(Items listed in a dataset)
##########

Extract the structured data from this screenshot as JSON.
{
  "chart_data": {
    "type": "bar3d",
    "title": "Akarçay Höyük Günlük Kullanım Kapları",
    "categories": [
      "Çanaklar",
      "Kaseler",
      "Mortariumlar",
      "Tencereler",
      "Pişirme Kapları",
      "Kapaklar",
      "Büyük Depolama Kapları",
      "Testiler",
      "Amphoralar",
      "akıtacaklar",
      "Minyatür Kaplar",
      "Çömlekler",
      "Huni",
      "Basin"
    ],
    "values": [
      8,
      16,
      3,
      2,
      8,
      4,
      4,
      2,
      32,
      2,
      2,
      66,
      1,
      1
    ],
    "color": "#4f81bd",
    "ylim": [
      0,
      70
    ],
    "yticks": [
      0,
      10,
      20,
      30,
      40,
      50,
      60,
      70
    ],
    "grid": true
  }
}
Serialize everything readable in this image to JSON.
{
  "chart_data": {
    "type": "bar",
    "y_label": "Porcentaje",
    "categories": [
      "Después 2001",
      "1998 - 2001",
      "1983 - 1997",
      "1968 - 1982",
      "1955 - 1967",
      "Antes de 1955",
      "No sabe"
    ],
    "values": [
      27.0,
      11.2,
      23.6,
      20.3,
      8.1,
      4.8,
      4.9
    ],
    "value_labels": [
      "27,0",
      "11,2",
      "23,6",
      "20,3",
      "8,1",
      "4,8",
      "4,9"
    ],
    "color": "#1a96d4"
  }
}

##########

#### Task to carry out
Print only the lines from the one with "Serialize everything readable" to the end of the records, both included.

#### Result of the exercise
Serialize everything readable in this image to JSON.
{
  "chart_data": {
    "type": "bar",
    "y_label": "Porcentaje",
    "categories": [
      "Después 2001",
      "1998 - 2001",
      "1983 - 1997",
      "1968 - 1982",
      "1955 - 1967",
      "Antes de 1955",
      "No sabe"
    ],
    "values": [
      27.0,
      11.2,
      23.6,
      20.3,
      8.1,
      4.8,
      4.9
    ],
    "value_labels": [
      "27,0",
      "11,2",
      "23,6",
      "20,3",
      "8,1",
      "4,8",
      "4,9"
    ],
    "color": "#1a96d4"
  }
}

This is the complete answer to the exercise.